====== SUPPLIED INFORMATION ======

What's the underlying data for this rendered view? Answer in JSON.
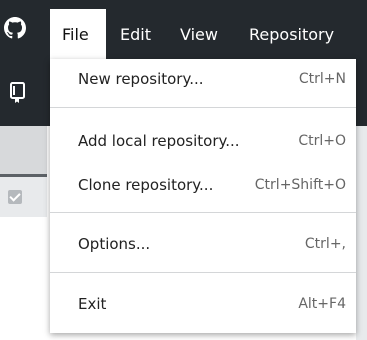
{
  "menubar": {
    "items": [
      {
        "label": "File"
      },
      {
        "label": "Edit"
      },
      {
        "label": "View"
      },
      {
        "label": "Repository"
      }
    ],
    "active": "File"
  },
  "file_menu": {
    "items": [
      {
        "label": "New repository...",
        "shortcut": "Ctrl+N"
      },
      {
        "label": "Add local repository...",
        "shortcut": "Ctrl+O"
      },
      {
        "label": "Clone repository...",
        "shortcut": "Ctrl+Shift+O"
      },
      {
        "label": "Options...",
        "shortcut": "Ctrl+,"
      },
      {
        "label": "Exit",
        "shortcut": "Alt+F4"
      }
    ]
  },
  "colors": {
    "titlebar": "#24292e",
    "menu_bg": "#ffffff",
    "menu_text": "#222222",
    "shortcut_text": "#666666"
  },
  "icons": [
    "github-logo-icon",
    "repository-icon",
    "checkbox-icon"
  ]
}
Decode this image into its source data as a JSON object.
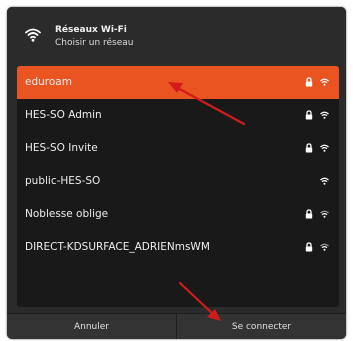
{
  "dialog": {
    "title": "Réseaux Wi-Fi",
    "subtitle": "Choisir un réseau"
  },
  "networks": [
    {
      "name": "eduroam",
      "selected": true,
      "secured": true
    },
    {
      "name": "HES-SO Admin",
      "selected": false,
      "secured": true
    },
    {
      "name": "HES-SO Invite",
      "selected": false,
      "secured": true
    },
    {
      "name": "public-HES-SO",
      "selected": false,
      "secured": false
    },
    {
      "name": "Noblesse oblige",
      "selected": false,
      "secured": true
    },
    {
      "name": "DIRECT-KDSURFACE_ADRIENmsWM",
      "selected": false,
      "secured": true
    }
  ],
  "footer": {
    "cancel_label": "Annuler",
    "connect_label": "Se connecter"
  },
  "colors": {
    "accent": "#e95420",
    "arrow": "#d41b1b"
  }
}
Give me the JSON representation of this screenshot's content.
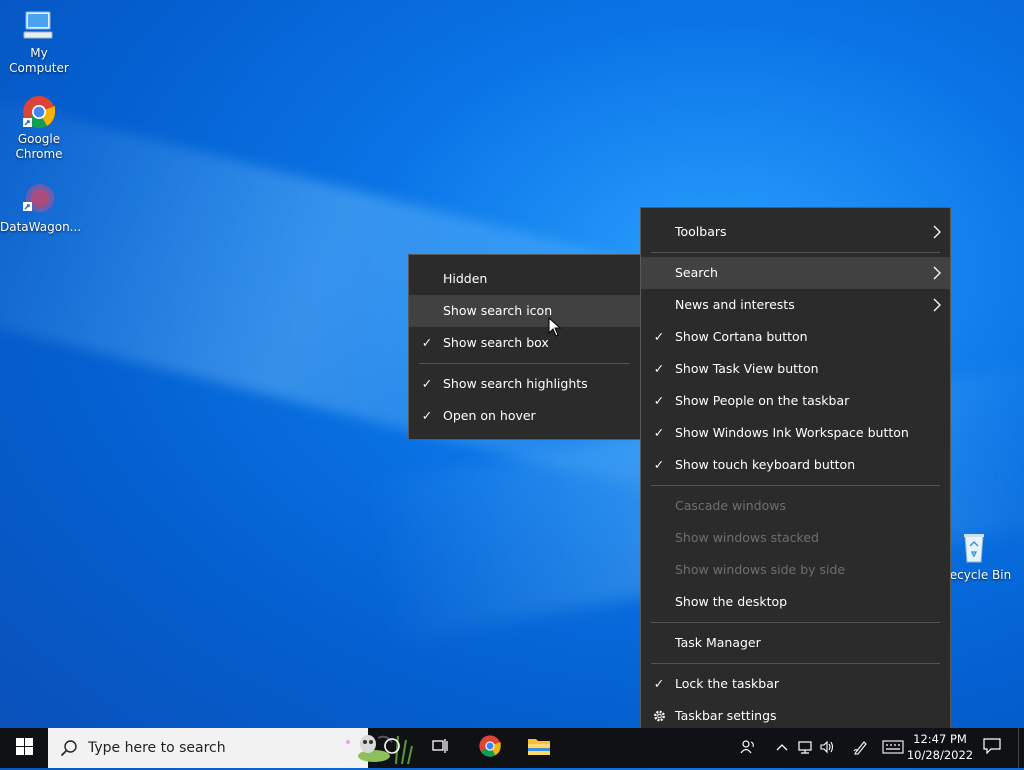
{
  "desktop": {
    "icons": [
      {
        "label": "My Computer"
      },
      {
        "label": "Google Chrome"
      },
      {
        "label": "DataWagon..."
      },
      {
        "label": "Recycle Bin"
      }
    ]
  },
  "context_menu": {
    "items": [
      {
        "label": "Toolbars",
        "checked": false,
        "submenu": true,
        "enabled": true
      },
      {
        "label": "Search",
        "checked": false,
        "submenu": true,
        "enabled": true,
        "highlighted": true
      },
      {
        "label": "News and interests",
        "checked": false,
        "submenu": true,
        "enabled": true
      },
      {
        "label": "Show Cortana button",
        "checked": true,
        "enabled": true
      },
      {
        "label": "Show Task View button",
        "checked": true,
        "enabled": true
      },
      {
        "label": "Show People on the taskbar",
        "checked": true,
        "enabled": true
      },
      {
        "label": "Show Windows Ink Workspace button",
        "checked": true,
        "enabled": true
      },
      {
        "label": "Show touch keyboard button",
        "checked": true,
        "enabled": true
      },
      {
        "label": "Cascade windows",
        "enabled": false
      },
      {
        "label": "Show windows stacked",
        "enabled": false
      },
      {
        "label": "Show windows side by side",
        "enabled": false
      },
      {
        "label": "Show the desktop",
        "enabled": true
      },
      {
        "label": "Task Manager",
        "enabled": true
      },
      {
        "label": "Lock the taskbar",
        "checked": true,
        "enabled": true
      },
      {
        "label": "Taskbar settings",
        "icon": "gear-icon",
        "enabled": true
      }
    ]
  },
  "search_submenu": {
    "items": [
      {
        "label": "Hidden",
        "checked": false
      },
      {
        "label": "Show search icon",
        "checked": false,
        "highlighted": true
      },
      {
        "label": "Show search box",
        "checked": true
      },
      {
        "label": "Show search highlights",
        "checked": true
      },
      {
        "label": "Open on hover",
        "checked": true
      }
    ]
  },
  "taskbar": {
    "search_placeholder": "Type here to search",
    "clock_time": "12:47 PM",
    "clock_date": "10/28/2022",
    "start_icon": "windows-logo-icon",
    "pinned": [
      "cortana-icon",
      "task-view-icon",
      "chrome-icon",
      "file-explorer-icon"
    ],
    "tray_icons": [
      "people-icon",
      "chevron-up-icon",
      "network-icon",
      "volume-icon",
      "ink-workspace-icon",
      "touch-keyboard-icon"
    ],
    "notification_icon": "notification-icon"
  },
  "colors": {
    "menu_bg": "#2b2b2b",
    "menu_highlight": "#414141",
    "menu_border": "#5a5a5a",
    "disabled_text": "#6e6e6e",
    "taskbar_bg": "#101114"
  }
}
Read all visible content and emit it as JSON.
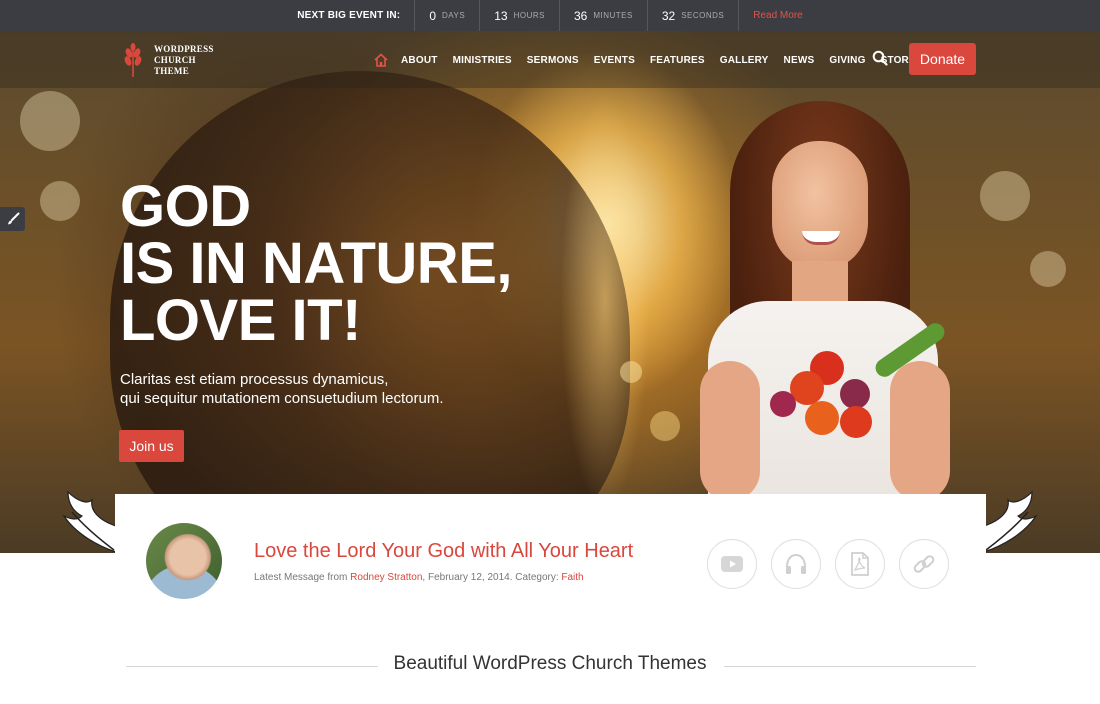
{
  "topbar": {
    "label": "NEXT BIG EVENT IN:",
    "countdown": [
      {
        "value": "0",
        "unit": "DAYS"
      },
      {
        "value": "13",
        "unit": "HOURS"
      },
      {
        "value": "36",
        "unit": "MINUTES"
      },
      {
        "value": "32",
        "unit": "SECONDS"
      }
    ],
    "read_more": "Read More"
  },
  "logo": {
    "line1": "WORDPRESS",
    "line2": "CHURCH",
    "line3": "THEME"
  },
  "nav": {
    "items": [
      "ABOUT",
      "MINISTRIES",
      "SERMONS",
      "EVENTS",
      "FEATURES",
      "GALLERY",
      "NEWS",
      "GIVING",
      "STORE"
    ],
    "donate": "Donate"
  },
  "hero": {
    "title_line1": "GOD",
    "title_line2": "IS IN NATURE,",
    "title_line3": "LOVE IT!",
    "subtitle_line1": "Claritas est etiam processus dynamicus,",
    "subtitle_line2": "qui sequitur mutationem consuetudium lectorum.",
    "cta": "Join us"
  },
  "sermon": {
    "title": "Love the Lord Your God with All Your Heart",
    "meta_prefix": "Latest Message from",
    "author": "Rodney Stratton",
    "date_text": ", February 12, 2014. Category:",
    "category": "Faith",
    "media": [
      "youtube-icon",
      "headphones-icon",
      "pdf-icon",
      "link-icon"
    ]
  },
  "section": {
    "title": "Beautiful WordPress Church Themes"
  },
  "colors": {
    "accent": "#d9473d",
    "topbar_bg": "#3b3d42"
  }
}
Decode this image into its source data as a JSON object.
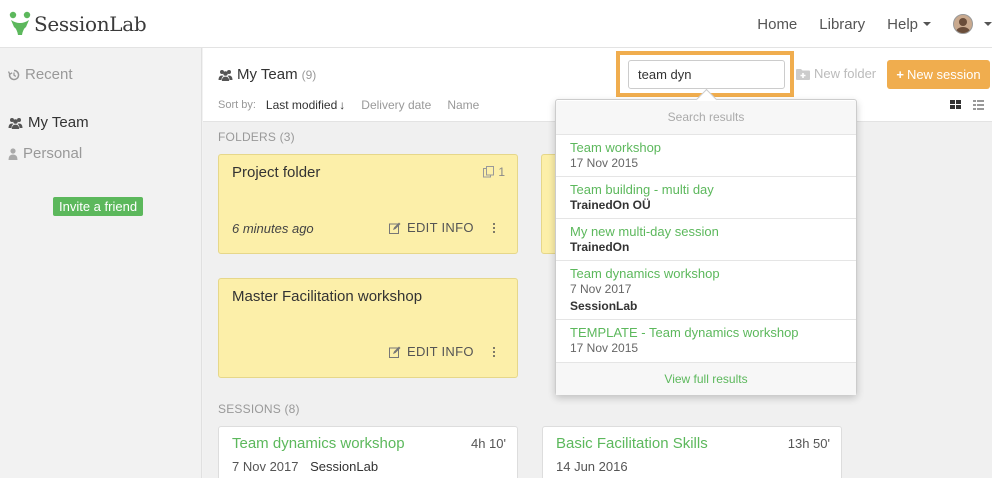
{
  "header": {
    "logo_text": "SessionLab",
    "nav": {
      "home": "Home",
      "library": "Library",
      "help": "Help"
    }
  },
  "sidebar": {
    "recent": "Recent",
    "my_team": "My Team",
    "personal": "Personal",
    "invite": "Invite a friend"
  },
  "toolbar": {
    "team_title": "My Team",
    "team_count": "(9)",
    "sort_label": "Sort by:",
    "sort_options": [
      "Last modified",
      "Delivery date",
      "Name"
    ],
    "search_value": "team dyn",
    "new_folder": "New folder",
    "new_session": "New session"
  },
  "folders": {
    "label": "FOLDERS (3)",
    "items": [
      {
        "title": "Project folder",
        "copies": "1",
        "time": "6 minutes ago",
        "edit": "EDIT INFO"
      },
      {
        "title": "Master Facilitation workshop",
        "edit": "EDIT INFO"
      }
    ]
  },
  "sessions": {
    "label": "SESSIONS (8)",
    "items": [
      {
        "title": "Team dynamics workshop",
        "duration": "4h 10'",
        "date": "7 Nov 2017",
        "org": "SessionLab"
      },
      {
        "title": "Basic Facilitation Skills",
        "duration": "13h 50'",
        "date": "14 Jun 2016"
      }
    ]
  },
  "search_results": {
    "header": "Search results",
    "items": [
      {
        "title": "Team workshop",
        "date": "17 Nov 2015"
      },
      {
        "title": "Team building - multi day",
        "org": "TrainedOn OÜ"
      },
      {
        "title": "My new multi-day session",
        "org": "TrainedOn"
      },
      {
        "title": "Team dynamics workshop",
        "date": "7 Nov 2017",
        "org": "SessionLab"
      },
      {
        "title": "TEMPLATE - Team dynamics workshop",
        "date": "17 Nov 2015"
      }
    ],
    "footer": "View full results"
  },
  "colors": {
    "accent_green": "#5cb85c",
    "accent_orange": "#f0ad4e",
    "folder_yellow": "#fcefa9"
  }
}
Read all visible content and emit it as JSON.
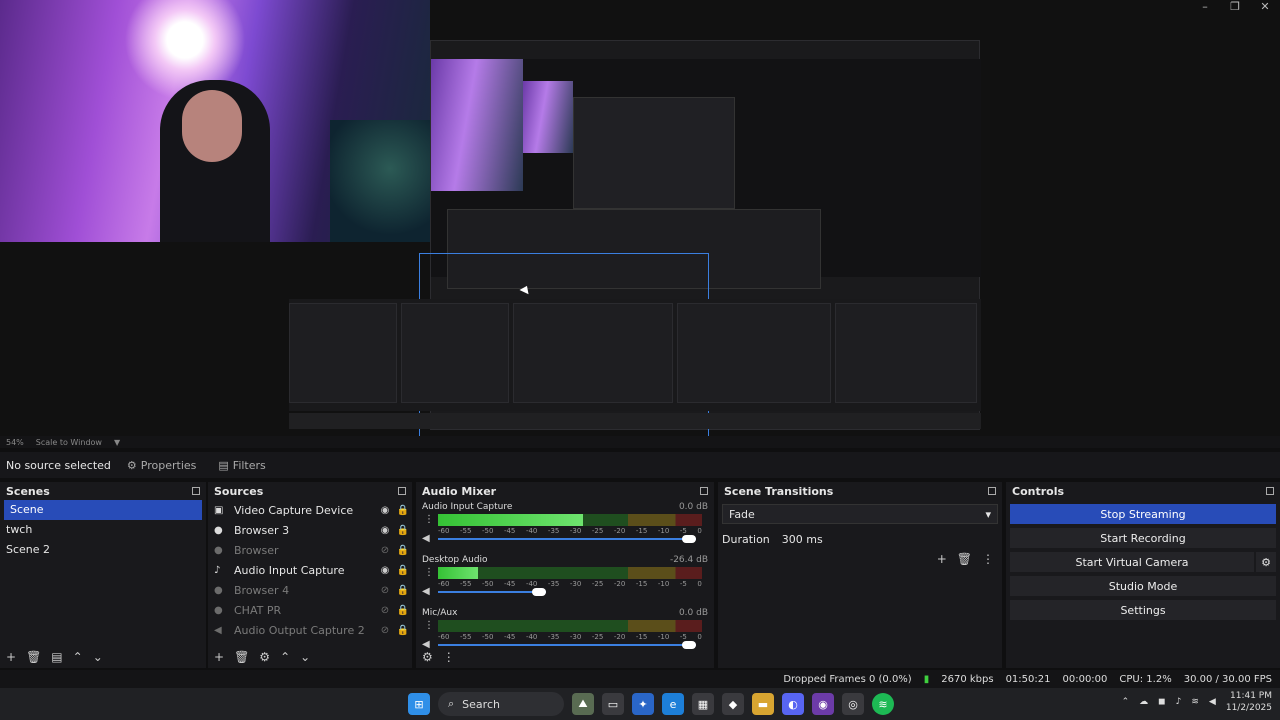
{
  "preview": {
    "zoom": "54%",
    "scale_mode": "Scale to Window"
  },
  "source_toolbar": {
    "no_selection": "No source selected",
    "properties": "Properties",
    "filters": "Filters"
  },
  "scenes": {
    "title": "Scenes",
    "items": [
      "Scene",
      "twch",
      "Scene 2"
    ],
    "selected": 0
  },
  "sources": {
    "title": "Sources",
    "items": [
      {
        "name": "Video Capture Device",
        "icon": "camera-icon",
        "visible": true
      },
      {
        "name": "Browser 3",
        "icon": "globe-icon",
        "visible": true
      },
      {
        "name": "Browser",
        "icon": "globe-icon",
        "visible": false
      },
      {
        "name": "Audio Input Capture",
        "icon": "mic-icon",
        "visible": true
      },
      {
        "name": "Browser 4",
        "icon": "globe-icon",
        "visible": false
      },
      {
        "name": "CHAT PR",
        "icon": "globe-icon",
        "visible": false
      },
      {
        "name": "Audio Output Capture 2",
        "icon": "speaker-icon",
        "visible": false
      }
    ]
  },
  "mixer": {
    "title": "Audio Mixer",
    "ticks": [
      "-60",
      "-55",
      "-50",
      "-45",
      "-40",
      "-35",
      "-30",
      "-25",
      "-20",
      "-15",
      "-10",
      "-5",
      "0"
    ],
    "channels": [
      {
        "name": "Audio Input Capture",
        "db": "0.0 dB",
        "level": 0.55,
        "volume": 1.0
      },
      {
        "name": "Desktop Audio",
        "db": "-26.4 dB",
        "level": 0.15,
        "volume": 0.42
      },
      {
        "name": "Mic/Aux",
        "db": "0.0 dB",
        "level": 0.0,
        "volume": 1.0
      }
    ]
  },
  "transitions": {
    "title": "Scene Transitions",
    "selected": "Fade",
    "duration_label": "Duration",
    "duration_value": "300 ms"
  },
  "controls": {
    "title": "Controls",
    "stop_streaming": "Stop Streaming",
    "start_recording": "Start Recording",
    "start_virtual_camera": "Start Virtual Camera",
    "studio_mode": "Studio Mode",
    "settings": "Settings"
  },
  "status": {
    "dropped_frames": "Dropped Frames 0 (0.0%)",
    "bitrate": "2670 kbps",
    "stream_time": "01:50:21",
    "record_time": "00:00:00",
    "cpu": "CPU: 1.2%",
    "fps": "30.00 / 30.00 FPS"
  },
  "taskbar": {
    "search_label": "Search",
    "time": "11:41 PM",
    "date": "11/2/2025"
  },
  "colors": {
    "accent": "#284cb8",
    "meter_green": "#35c235",
    "meter_yellow": "#b5a032",
    "meter_red": "#c23535"
  }
}
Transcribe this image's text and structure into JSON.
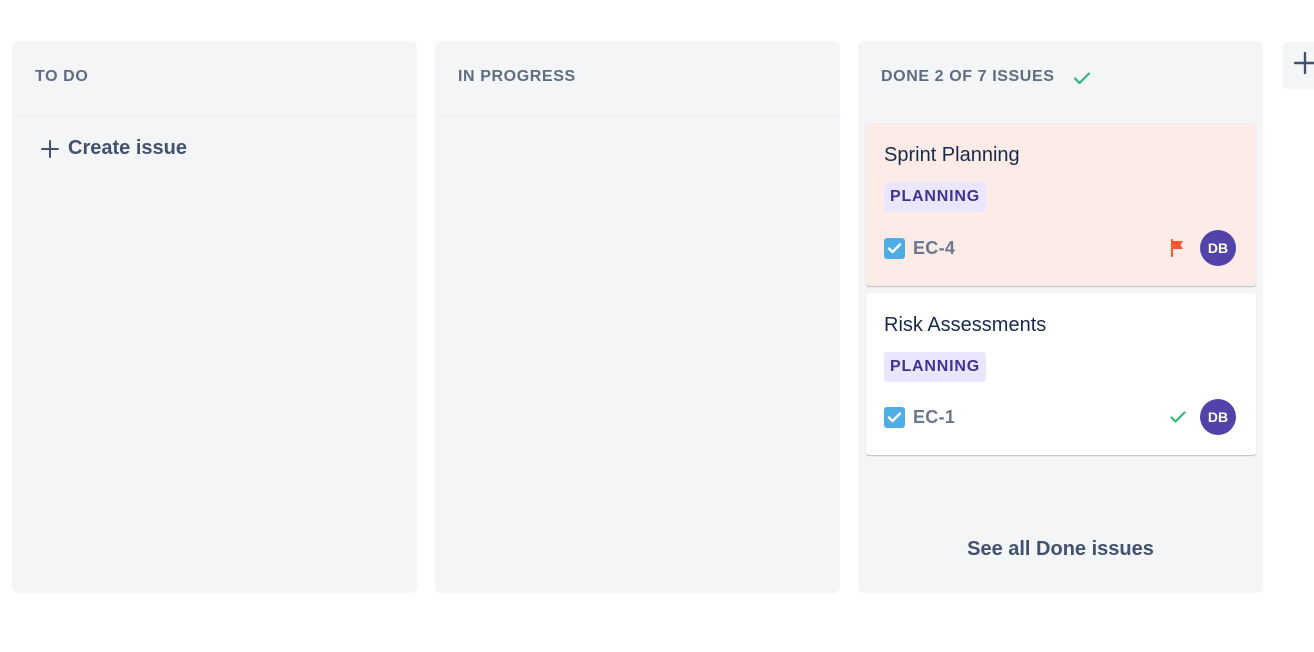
{
  "columns": {
    "todo": {
      "title": "TO DO",
      "create_label": "Create issue"
    },
    "in_progress": {
      "title": "IN PROGRESS"
    },
    "done": {
      "title": "DONE 2 OF 7 ISSUES",
      "see_all_label": "See all Done issues",
      "cards": [
        {
          "title": "Sprint Planning",
          "label": "PLANNING",
          "key": "EC-4",
          "status_icon": "flag-icon",
          "avatar_initials": "DB",
          "highlight": true
        },
        {
          "title": "Risk Assessments",
          "label": "PLANNING",
          "key": "EC-1",
          "status_icon": "check-icon",
          "avatar_initials": "DB",
          "highlight": false
        }
      ]
    }
  },
  "colors": {
    "column_bg": "#f4f5f7",
    "flagged_card_bg": "#fcebe6",
    "label_bg": "#eae6ff",
    "label_text": "#403294",
    "avatar_bg": "#5243aa",
    "done_check": "#36b37e",
    "flag": "#ff5630",
    "task_icon": "#4fade6"
  }
}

======

* [SET PROBLEM] From the listing, copy every line where the string "Invite" appears.

* [EXERCISE ANSWER]
      "name": "HES-SO Invite",
    "invite": "Invite a friend"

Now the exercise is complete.